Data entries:
·····
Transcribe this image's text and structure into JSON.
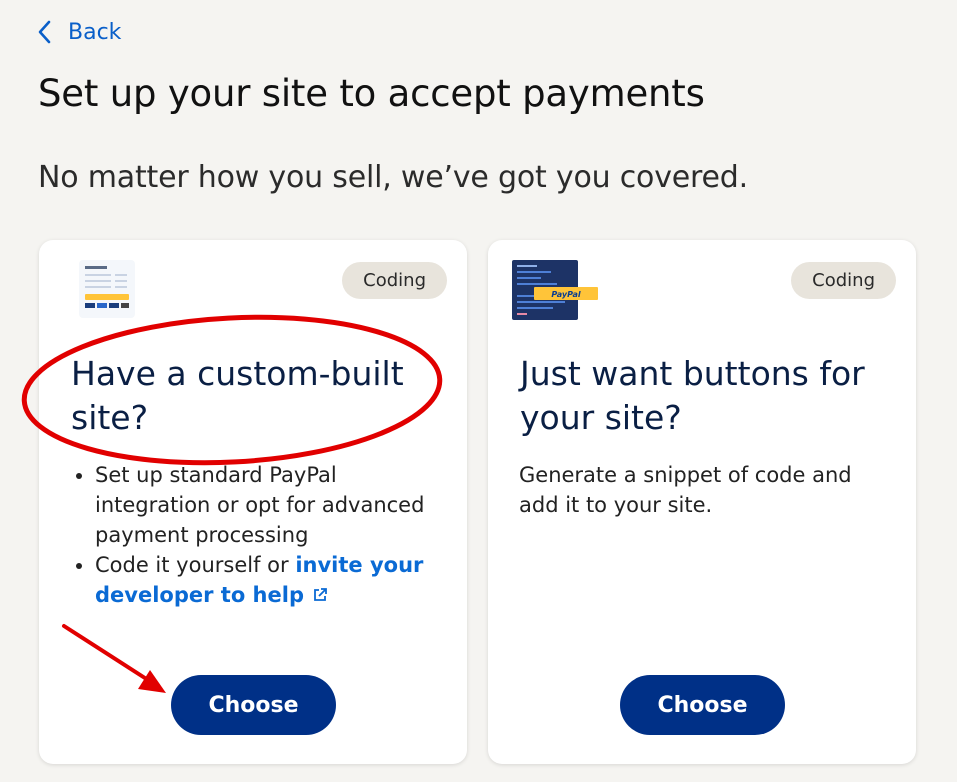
{
  "nav": {
    "back_label": "Back"
  },
  "page": {
    "title": "Set up your site to accept payments",
    "subtitle": "No matter how you sell, we’ve got you covered."
  },
  "cards": [
    {
      "badge": "Coding",
      "title": "Have a custom-built site?",
      "bullets": {
        "b1": "Set up standard PayPal integration or opt for advanced payment processing",
        "b2_prefix": "Code it yourself or ",
        "b2_link": "invite your developer to help"
      },
      "button_label": "Choose"
    },
    {
      "badge": "Coding",
      "title": "Just want buttons for your site?",
      "thumb_logo": "PayPal",
      "description": "Generate a snippet of code and add it to your site.",
      "button_label": "Choose"
    }
  ],
  "colors": {
    "background": "#f5f4f1",
    "link": "#0a6ad4",
    "button": "#003087",
    "badge_bg": "#e8e4dc",
    "annotation": "#e10000"
  },
  "icons": [
    "chevron-left-icon",
    "external-link-icon"
  ]
}
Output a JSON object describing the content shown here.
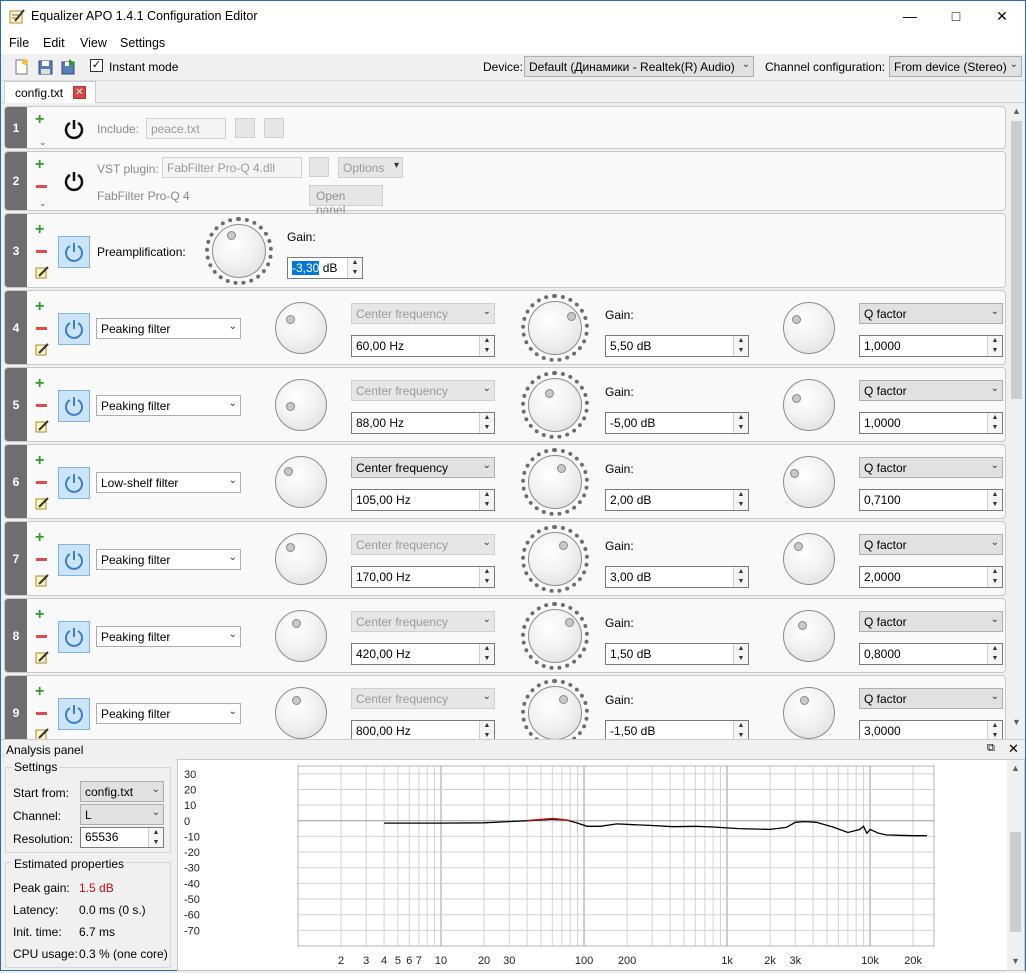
{
  "window": {
    "title": "Equalizer APO 1.4.1 Configuration Editor"
  },
  "menu": [
    "File",
    "Edit",
    "View",
    "Settings"
  ],
  "toolbar": {
    "instant_mode_label": "Instant mode",
    "instant_mode_checked": true,
    "device_label": "Device:",
    "device_value": "Default (Динамики - Realtek(R) Audio)",
    "channel_label": "Channel configuration:",
    "channel_value": "From device (Stereo)"
  },
  "tab": {
    "label": "config.txt"
  },
  "rows": {
    "r1": {
      "num": "1",
      "include_label": "Include:",
      "include_value": "peace.txt"
    },
    "r2": {
      "num": "2",
      "vst_label": "VST plugin:",
      "vst_value": "FabFilter Pro-Q 4.dll",
      "options_label": "Options",
      "plugin_name": "FabFilter Pro-Q 4",
      "open_panel_label": "Open panel"
    },
    "r3": {
      "num": "3",
      "preamp_label": "Preamplification:",
      "gain_label": "Gain:",
      "gain_value": "-3,30",
      "gain_unit": "dB"
    },
    "filters": [
      {
        "num": "4",
        "type": "Peaking filter",
        "freq_mode": "Center frequency",
        "freq": "60,00 Hz",
        "gain_label": "Gain:",
        "gain": "5,50 dB",
        "q_mode": "Q factor",
        "q": "1,0000"
      },
      {
        "num": "5",
        "type": "Peaking filter",
        "freq_mode": "Center frequency",
        "freq": "88,00 Hz",
        "gain_label": "Gain:",
        "gain": "-5,00 dB",
        "q_mode": "Q factor",
        "q": "1,0000"
      },
      {
        "num": "6",
        "type": "Low-shelf filter",
        "freq_mode": "Center frequency",
        "freq": "105,00 Hz",
        "gain_label": "Gain:",
        "gain": "2,00 dB",
        "q_mode": "Q factor",
        "q": "0,7100"
      },
      {
        "num": "7",
        "type": "Peaking filter",
        "freq_mode": "Center frequency",
        "freq": "170,00 Hz",
        "gain_label": "Gain:",
        "gain": "3,00 dB",
        "q_mode": "Q factor",
        "q": "2,0000"
      },
      {
        "num": "8",
        "type": "Peaking filter",
        "freq_mode": "Center frequency",
        "freq": "420,00 Hz",
        "gain_label": "Gain:",
        "gain": "1,50 dB",
        "q_mode": "Q factor",
        "q": "0,8000"
      },
      {
        "num": "9",
        "type": "Peaking filter",
        "freq_mode": "Center frequency",
        "freq": "800,00 Hz",
        "gain_label": "Gain:",
        "gain": "-1,50 dB",
        "q_mode": "Q factor",
        "q": "3,0000"
      }
    ]
  },
  "analysis": {
    "title": "Analysis panel",
    "settings_label": "Settings",
    "start_from_label": "Start from:",
    "start_from_value": "config.txt",
    "channel_label": "Channel:",
    "channel_value": "L",
    "resolution_label": "Resolution:",
    "resolution_value": "65536",
    "estimated_label": "Estimated properties",
    "peak_gain_label": "Peak gain:",
    "peak_gain_value": "1.5 dB",
    "latency_label": "Latency:",
    "latency_value": "0.0 ms (0 s.)",
    "init_time_label": "Init. time:",
    "init_time_value": "6.7 ms",
    "cpu_label": "CPU usage:",
    "cpu_value": "0.3 % (one core)"
  },
  "chart_data": {
    "type": "line",
    "title": "",
    "xlabel": "",
    "ylabel": "",
    "x_scale": "log",
    "xlim": [
      1,
      28000
    ],
    "ylim": [
      -80,
      35
    ],
    "x_ticks": [
      2,
      3,
      4,
      5,
      6,
      7,
      10,
      20,
      30,
      100,
      200,
      1000,
      2000,
      3000,
      10000,
      20000
    ],
    "x_tick_labels": [
      "2",
      "3",
      "4",
      "5",
      "6",
      "7",
      "10",
      "20",
      "30",
      "100",
      "200",
      "1k",
      "2k",
      "3k",
      "10k",
      "20k"
    ],
    "y_ticks": [
      30,
      20,
      10,
      0,
      -10,
      -20,
      -30,
      -40,
      -50,
      -60,
      -70
    ],
    "grid": true,
    "series": [
      {
        "color": "#000000",
        "x": [
          4,
          10,
          20,
          30,
          45,
          60,
          75,
          90,
          105,
          130,
          170,
          220,
          300,
          420,
          600,
          800,
          1200,
          2000,
          2600,
          3000,
          3500,
          4200,
          5500,
          7000,
          8500,
          9000,
          9500,
          10000,
          11500,
          13000,
          16000,
          20000,
          25000
        ],
        "y": [
          -1.5,
          -1.5,
          -1.3,
          -0.5,
          0.3,
          1.0,
          0.5,
          -1.5,
          -3.5,
          -3.5,
          -2.0,
          -2.5,
          -3.0,
          -3.8,
          -3.5,
          -4.0,
          -5.0,
          -5.5,
          -4.2,
          -1.0,
          -0.5,
          -1.0,
          -4.0,
          -7.5,
          -5.5,
          -3.5,
          -8.0,
          -5.5,
          -8.0,
          -9.0,
          -9.3,
          -9.5,
          -9.5
        ]
      },
      {
        "color": "#d01010",
        "x": [
          40,
          50,
          60,
          70,
          80
        ],
        "y": [
          0.2,
          0.9,
          1.5,
          0.9,
          0.2
        ]
      }
    ]
  }
}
·····
GIVEN PROBLEM: Transcribe the records above exactly as they appear, leaving out any pictures.

FULL ANSWER:
Transcribe this image's text and structure into JSON.
{
  "nav": {
    "back_label": "Back"
  },
  "page": {
    "title": "Set up your site to accept payments",
    "subtitle": "No matter how you sell, we’ve got you covered."
  },
  "cards": [
    {
      "badge": "Coding",
      "title": "Have a custom-built site?",
      "bullets": {
        "b1": "Set up standard PayPal integration or opt for advanced payment processing",
        "b2_prefix": "Code it yourself or ",
        "b2_link": "invite your developer to help"
      },
      "button_label": "Choose"
    },
    {
      "badge": "Coding",
      "title": "Just want buttons for your site?",
      "thumb_logo": "PayPal",
      "description": "Generate a snippet of code and add it to your site.",
      "button_label": "Choose"
    }
  ],
  "colors": {
    "background": "#f5f4f1",
    "link": "#0a6ad4",
    "button": "#003087",
    "badge_bg": "#e8e4dc",
    "annotation": "#e10000"
  },
  "icons": [
    "chevron-left-icon",
    "external-link-icon"
  ]
}
Output a JSON object describing the content shown here.
{
  "window": {
    "title": "Equalizer APO 1.4.1 Configuration Editor"
  },
  "menu": [
    "File",
    "Edit",
    "View",
    "Settings"
  ],
  "toolbar": {
    "instant_mode_label": "Instant mode",
    "instant_mode_checked": true,
    "device_label": "Device:",
    "device_value": "Default (Динамики - Realtek(R) Audio)",
    "channel_label": "Channel configuration:",
    "channel_value": "From device (Stereo)"
  },
  "tab": {
    "label": "config.txt"
  },
  "rows": {
    "r1": {
      "num": "1",
      "include_label": "Include:",
      "include_value": "peace.txt"
    },
    "r2": {
      "num": "2",
      "vst_label": "VST plugin:",
      "vst_value": "FabFilter Pro-Q 4.dll",
      "options_label": "Options",
      "plugin_name": "FabFilter Pro-Q 4",
      "open_panel_label": "Open panel"
    },
    "r3": {
      "num": "3",
      "preamp_label": "Preamplification:",
      "gain_label": "Gain:",
      "gain_value": "-3,30",
      "gain_unit": "dB"
    },
    "filters": [
      {
        "num": "4",
        "type": "Peaking filter",
        "freq_mode": "Center frequency",
        "freq": "60,00 Hz",
        "gain_label": "Gain:",
        "gain": "5,50 dB",
        "q_mode": "Q factor",
        "q": "1,0000"
      },
      {
        "num": "5",
        "type": "Peaking filter",
        "freq_mode": "Center frequency",
        "freq": "88,00 Hz",
        "gain_label": "Gain:",
        "gain": "-5,00 dB",
        "q_mode": "Q factor",
        "q": "1,0000"
      },
      {
        "num": "6",
        "type": "Low-shelf filter",
        "freq_mode": "Center frequency",
        "freq": "105,00 Hz",
        "gain_label": "Gain:",
        "gain": "2,00 dB",
        "q_mode": "Q factor",
        "q": "0,7100"
      },
      {
        "num": "7",
        "type": "Peaking filter",
        "freq_mode": "Center frequency",
        "freq": "170,00 Hz",
        "gain_label": "Gain:",
        "gain": "3,00 dB",
        "q_mode": "Q factor",
        "q": "2,0000"
      },
      {
        "num": "8",
        "type": "Peaking filter",
        "freq_mode": "Center frequency",
        "freq": "420,00 Hz",
        "gain_label": "Gain:",
        "gain": "1,50 dB",
        "q_mode": "Q factor",
        "q": "0,8000"
      },
      {
        "num": "9",
        "type": "Peaking filter",
        "freq_mode": "Center frequency",
        "freq": "800,00 Hz",
        "gain_label": "Gain:",
        "gain": "-1,50 dB",
        "q_mode": "Q factor",
        "q": "3,0000"
      }
    ]
  },
  "analysis": {
    "title": "Analysis panel",
    "settings_label": "Settings",
    "start_from_label": "Start from:",
    "start_from_value": "config.txt",
    "channel_label": "Channel:",
    "channel_value": "L",
    "resolution_label": "Resolution:",
    "resolution_value": "65536",
    "estimated_label": "Estimated properties",
    "peak_gain_label": "Peak gain:",
    "peak_gain_value": "1.5 dB",
    "latency_label": "Latency:",
    "latency_value": "0.0 ms (0 s.)",
    "init_time_label": "Init. time:",
    "init_time_value": "6.7 ms",
    "cpu_label": "CPU usage:",
    "cpu_value": "0.3 % (one core)"
  },
  "chart_data": {
    "type": "line",
    "title": "",
    "xlabel": "",
    "ylabel": "",
    "x_scale": "log",
    "xlim": [
      1,
      28000
    ],
    "ylim": [
      -80,
      35
    ],
    "x_ticks": [
      2,
      3,
      4,
      5,
      6,
      7,
      10,
      20,
      30,
      100,
      200,
      1000,
      2000,
      3000,
      10000,
      20000
    ],
    "x_tick_labels": [
      "2",
      "3",
      "4",
      "5",
      "6",
      "7",
      "10",
      "20",
      "30",
      "100",
      "200",
      "1k",
      "2k",
      "3k",
      "10k",
      "20k"
    ],
    "y_ticks": [
      30,
      20,
      10,
      0,
      -10,
      -20,
      -30,
      -40,
      -50,
      -60,
      -70
    ],
    "grid": true,
    "series": [
      {
        "color": "#000000",
        "x": [
          4,
          10,
          20,
          30,
          45,
          60,
          75,
          90,
          105,
          130,
          170,
          220,
          300,
          420,
          600,
          800,
          1200,
          2000,
          2600,
          3000,
          3500,
          4200,
          5500,
          7000,
          8500,
          9000,
          9500,
          10000,
          11500,
          13000,
          16000,
          20000,
          25000
        ],
        "y": [
          -1.5,
          -1.5,
          -1.3,
          -0.5,
          0.3,
          1.0,
          0.5,
          -1.5,
          -3.5,
          -3.5,
          -2.0,
          -2.5,
          -3.0,
          -3.8,
          -3.5,
          -4.0,
          -5.0,
          -5.5,
          -4.2,
          -1.0,
          -0.5,
          -1.0,
          -4.0,
          -7.5,
          -5.5,
          -3.5,
          -8.0,
          -5.5,
          -8.0,
          -9.0,
          -9.3,
          -9.5,
          -9.5
        ]
      },
      {
        "color": "#d01010",
        "x": [
          40,
          50,
          60,
          70,
          80
        ],
        "y": [
          0.2,
          0.9,
          1.5,
          0.9,
          0.2
        ]
      }
    ]
  }
}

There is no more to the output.